▶ Task
Transcribe the entries exactly; images are not part of the copy.
++++ Input material ++++
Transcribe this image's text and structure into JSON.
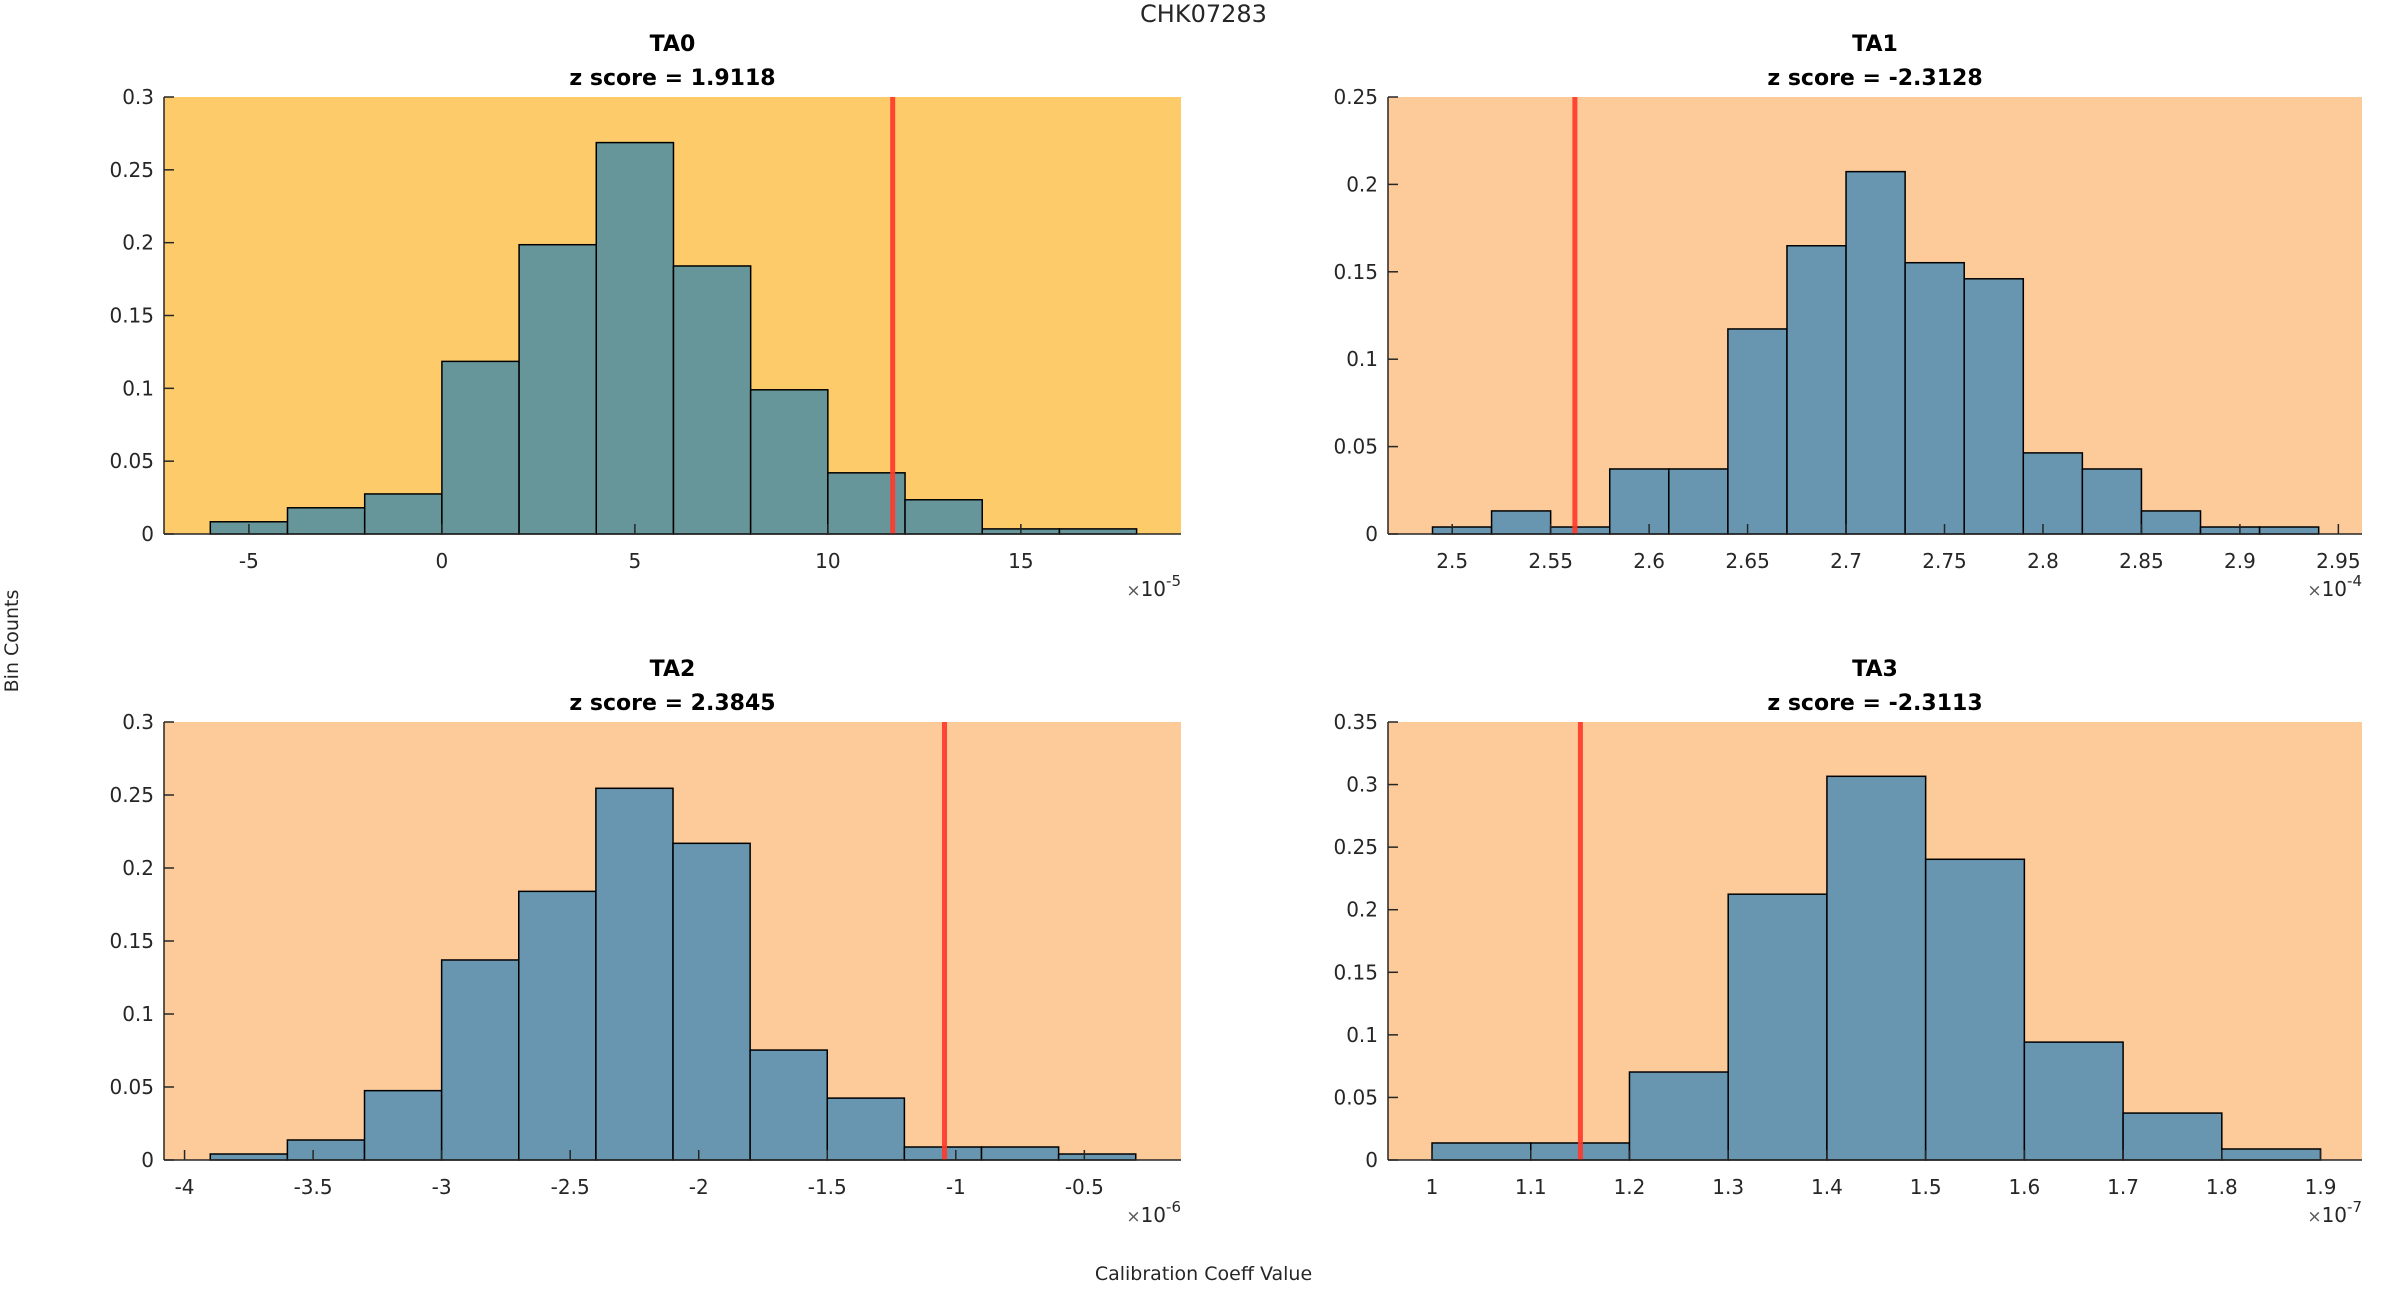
{
  "figure": {
    "title": "CHK07283",
    "xlabel": "Calibration Coeff Value",
    "ylabel": "Bin Counts"
  },
  "colors": {
    "highlight_background": "#FDCB6A",
    "default_background": "#FDCA9A",
    "highlight_bar": "#67969A",
    "default_bar": "#6896B0",
    "bar_edge": "#000000",
    "reference_line": "#FF3A2A",
    "axis": "#262626"
  },
  "chart_data": [
    {
      "type": "bar",
      "subtype": "histogram",
      "title": "TA0",
      "subtitle": "z score = 1.9118",
      "highlighted": true,
      "xlabel": "",
      "ylabel": "Bin Counts",
      "x_exponent_label": "10",
      "x_exponent": "-5",
      "bin_edges": [
        -6,
        -4,
        -2,
        0,
        2,
        4,
        6,
        8,
        10,
        12,
        14,
        16,
        18
      ],
      "values": [
        0.0084,
        0.018,
        0.0275,
        0.1185,
        0.1986,
        0.2687,
        0.184,
        0.099,
        0.042,
        0.0235,
        0.0035,
        0.0035
      ],
      "reference_line_x": 11.68,
      "xlim": [
        -7.2,
        19.15
      ],
      "ylim": [
        0,
        0.3
      ],
      "xticks": [
        -5,
        0,
        5,
        10,
        15
      ],
      "xtick_labels": [
        "-5",
        "0",
        "5",
        "10",
        "15"
      ],
      "yticks": [
        0,
        0.05,
        0.1,
        0.15,
        0.2,
        0.25,
        0.3
      ],
      "ytick_labels": [
        "0",
        "0.05",
        "0.1",
        "0.15",
        "0.2",
        "0.25",
        "0.3"
      ],
      "grid": false
    },
    {
      "type": "bar",
      "subtype": "histogram",
      "title": "TA1",
      "subtitle": "z score = -2.3128",
      "highlighted": false,
      "xlabel": "",
      "ylabel": "",
      "x_exponent_label": "10",
      "x_exponent": "-4",
      "bin_edges": [
        2.49,
        2.52,
        2.55,
        2.58,
        2.61,
        2.64,
        2.67,
        2.7,
        2.73,
        2.76,
        2.79,
        2.82,
        2.85,
        2.88,
        2.91,
        2.94
      ],
      "values": [
        0.004,
        0.0132,
        0.004,
        0.0372,
        0.0372,
        0.1173,
        0.1649,
        0.2073,
        0.1552,
        0.146,
        0.0464,
        0.0372,
        0.0132,
        0.004,
        0.004
      ],
      "reference_line_x": 2.5623,
      "xlim": [
        2.4674,
        2.962
      ],
      "ylim": [
        0,
        0.25
      ],
      "xticks": [
        2.5,
        2.55,
        2.6,
        2.65,
        2.7,
        2.75,
        2.8,
        2.85,
        2.9,
        2.95
      ],
      "xtick_labels": [
        "2.5",
        "2.55",
        "2.6",
        "2.65",
        "2.7",
        "2.75",
        "2.8",
        "2.85",
        "2.9",
        "2.95"
      ],
      "yticks": [
        0,
        0.05,
        0.1,
        0.15,
        0.2,
        0.25
      ],
      "ytick_labels": [
        "0",
        "0.05",
        "0.1",
        "0.15",
        "0.2",
        "0.25"
      ],
      "grid": false
    },
    {
      "type": "bar",
      "subtype": "histogram",
      "title": "TA2",
      "subtitle": "z score = 2.3845",
      "highlighted": false,
      "xlabel": "",
      "ylabel": "",
      "x_exponent_label": "10",
      "x_exponent": "-6",
      "bin_edges": [
        -3.9,
        -3.6,
        -3.3,
        -3.0,
        -2.7,
        -2.4,
        -2.1,
        -1.8,
        -1.5,
        -1.2,
        -0.9,
        -0.6,
        -0.3
      ],
      "values": [
        0.0041,
        0.0137,
        0.0475,
        0.137,
        0.184,
        0.2546,
        0.2169,
        0.0753,
        0.0424,
        0.0089,
        0.0089,
        0.0041
      ],
      "reference_line_x": -1.0439,
      "xlim": [
        -4.08,
        -0.124
      ],
      "ylim": [
        0,
        0.3
      ],
      "xticks": [
        -4,
        -3.5,
        -3,
        -2.5,
        -2,
        -1.5,
        -1,
        -0.5
      ],
      "xtick_labels": [
        "-4",
        "-3.5",
        "-3",
        "-2.5",
        "-2",
        "-1.5",
        "-1",
        "-0.5"
      ],
      "yticks": [
        0,
        0.05,
        0.1,
        0.15,
        0.2,
        0.25,
        0.3
      ],
      "ytick_labels": [
        "0",
        "0.05",
        "0.1",
        "0.15",
        "0.2",
        "0.25",
        "0.3"
      ],
      "grid": false
    },
    {
      "type": "bar",
      "subtype": "histogram",
      "title": "TA3",
      "subtitle": "z score = -2.3113",
      "highlighted": false,
      "xlabel": "",
      "ylabel": "",
      "x_exponent_label": "10",
      "x_exponent": "-7",
      "bin_edges": [
        1.0,
        1.1,
        1.2,
        1.3,
        1.4,
        1.5,
        1.6,
        1.7,
        1.8,
        1.9
      ],
      "values": [
        0.0136,
        0.0136,
        0.0703,
        0.2124,
        0.3066,
        0.2403,
        0.0942,
        0.0375,
        0.0088
      ],
      "reference_line_x": 1.1503,
      "xlim": [
        0.9554,
        1.942
      ],
      "ylim": [
        0,
        0.35
      ],
      "xticks": [
        1,
        1.1,
        1.2,
        1.3,
        1.4,
        1.5,
        1.6,
        1.7,
        1.8,
        1.9
      ],
      "xtick_labels": [
        "1",
        "1.1",
        "1.2",
        "1.3",
        "1.4",
        "1.5",
        "1.6",
        "1.7",
        "1.8",
        "1.9"
      ],
      "yticks": [
        0,
        0.05,
        0.1,
        0.15,
        0.2,
        0.25,
        0.3,
        0.35
      ],
      "ytick_labels": [
        "0",
        "0.05",
        "0.1",
        "0.15",
        "0.2",
        "0.25",
        "0.3",
        "0.35"
      ],
      "grid": false
    }
  ]
}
++++
▶ Output for this exercise
Transcribe this image's text and structure into JSON.
{
  "figure": {
    "title": "CHK07283",
    "xlabel": "Calibration Coeff Value",
    "ylabel": "Bin Counts"
  },
  "colors": {
    "highlight_background": "#FDCB6A",
    "default_background": "#FDCA9A",
    "highlight_bar": "#67969A",
    "default_bar": "#6896B0",
    "bar_edge": "#000000",
    "reference_line": "#FF3A2A",
    "axis": "#262626"
  },
  "chart_data": [
    {
      "type": "bar",
      "subtype": "histogram",
      "title": "TA0",
      "subtitle": "z score = 1.9118",
      "highlighted": true,
      "xlabel": "",
      "ylabel": "Bin Counts",
      "x_exponent_label": "10",
      "x_exponent": "-5",
      "bin_edges": [
        -6,
        -4,
        -2,
        0,
        2,
        4,
        6,
        8,
        10,
        12,
        14,
        16,
        18
      ],
      "values": [
        0.0084,
        0.018,
        0.0275,
        0.1185,
        0.1986,
        0.2687,
        0.184,
        0.099,
        0.042,
        0.0235,
        0.0035,
        0.0035
      ],
      "reference_line_x": 11.68,
      "xlim": [
        -7.2,
        19.15
      ],
      "ylim": [
        0,
        0.3
      ],
      "xticks": [
        -5,
        0,
        5,
        10,
        15
      ],
      "xtick_labels": [
        "-5",
        "0",
        "5",
        "10",
        "15"
      ],
      "yticks": [
        0,
        0.05,
        0.1,
        0.15,
        0.2,
        0.25,
        0.3
      ],
      "ytick_labels": [
        "0",
        "0.05",
        "0.1",
        "0.15",
        "0.2",
        "0.25",
        "0.3"
      ],
      "grid": false
    },
    {
      "type": "bar",
      "subtype": "histogram",
      "title": "TA1",
      "subtitle": "z score = -2.3128",
      "highlighted": false,
      "xlabel": "",
      "ylabel": "",
      "x_exponent_label": "10",
      "x_exponent": "-4",
      "bin_edges": [
        2.49,
        2.52,
        2.55,
        2.58,
        2.61,
        2.64,
        2.67,
        2.7,
        2.73,
        2.76,
        2.79,
        2.82,
        2.85,
        2.88,
        2.91,
        2.94
      ],
      "values": [
        0.004,
        0.0132,
        0.004,
        0.0372,
        0.0372,
        0.1173,
        0.1649,
        0.2073,
        0.1552,
        0.146,
        0.0464,
        0.0372,
        0.0132,
        0.004,
        0.004
      ],
      "reference_line_x": 2.5623,
      "xlim": [
        2.4674,
        2.962
      ],
      "ylim": [
        0,
        0.25
      ],
      "xticks": [
        2.5,
        2.55,
        2.6,
        2.65,
        2.7,
        2.75,
        2.8,
        2.85,
        2.9,
        2.95
      ],
      "xtick_labels": [
        "2.5",
        "2.55",
        "2.6",
        "2.65",
        "2.7",
        "2.75",
        "2.8",
        "2.85",
        "2.9",
        "2.95"
      ],
      "yticks": [
        0,
        0.05,
        0.1,
        0.15,
        0.2,
        0.25
      ],
      "ytick_labels": [
        "0",
        "0.05",
        "0.1",
        "0.15",
        "0.2",
        "0.25"
      ],
      "grid": false
    },
    {
      "type": "bar",
      "subtype": "histogram",
      "title": "TA2",
      "subtitle": "z score = 2.3845",
      "highlighted": false,
      "xlabel": "",
      "ylabel": "",
      "x_exponent_label": "10",
      "x_exponent": "-6",
      "bin_edges": [
        -3.9,
        -3.6,
        -3.3,
        -3.0,
        -2.7,
        -2.4,
        -2.1,
        -1.8,
        -1.5,
        -1.2,
        -0.9,
        -0.6,
        -0.3
      ],
      "values": [
        0.0041,
        0.0137,
        0.0475,
        0.137,
        0.184,
        0.2546,
        0.2169,
        0.0753,
        0.0424,
        0.0089,
        0.0089,
        0.0041
      ],
      "reference_line_x": -1.0439,
      "xlim": [
        -4.08,
        -0.124
      ],
      "ylim": [
        0,
        0.3
      ],
      "xticks": [
        -4,
        -3.5,
        -3,
        -2.5,
        -2,
        -1.5,
        -1,
        -0.5
      ],
      "xtick_labels": [
        "-4",
        "-3.5",
        "-3",
        "-2.5",
        "-2",
        "-1.5",
        "-1",
        "-0.5"
      ],
      "yticks": [
        0,
        0.05,
        0.1,
        0.15,
        0.2,
        0.25,
        0.3
      ],
      "ytick_labels": [
        "0",
        "0.05",
        "0.1",
        "0.15",
        "0.2",
        "0.25",
        "0.3"
      ],
      "grid": false
    },
    {
      "type": "bar",
      "subtype": "histogram",
      "title": "TA3",
      "subtitle": "z score = -2.3113",
      "highlighted": false,
      "xlabel": "",
      "ylabel": "",
      "x_exponent_label": "10",
      "x_exponent": "-7",
      "bin_edges": [
        1.0,
        1.1,
        1.2,
        1.3,
        1.4,
        1.5,
        1.6,
        1.7,
        1.8,
        1.9
      ],
      "values": [
        0.0136,
        0.0136,
        0.0703,
        0.2124,
        0.3066,
        0.2403,
        0.0942,
        0.0375,
        0.0088
      ],
      "reference_line_x": 1.1503,
      "xlim": [
        0.9554,
        1.942
      ],
      "ylim": [
        0,
        0.35
      ],
      "xticks": [
        1,
        1.1,
        1.2,
        1.3,
        1.4,
        1.5,
        1.6,
        1.7,
        1.8,
        1.9
      ],
      "xtick_labels": [
        "1",
        "1.1",
        "1.2",
        "1.3",
        "1.4",
        "1.5",
        "1.6",
        "1.7",
        "1.8",
        "1.9"
      ],
      "yticks": [
        0,
        0.05,
        0.1,
        0.15,
        0.2,
        0.25,
        0.3,
        0.35
      ],
      "ytick_labels": [
        "0",
        "0.05",
        "0.1",
        "0.15",
        "0.2",
        "0.25",
        "0.3",
        "0.35"
      ],
      "grid": false
    }
  ]
}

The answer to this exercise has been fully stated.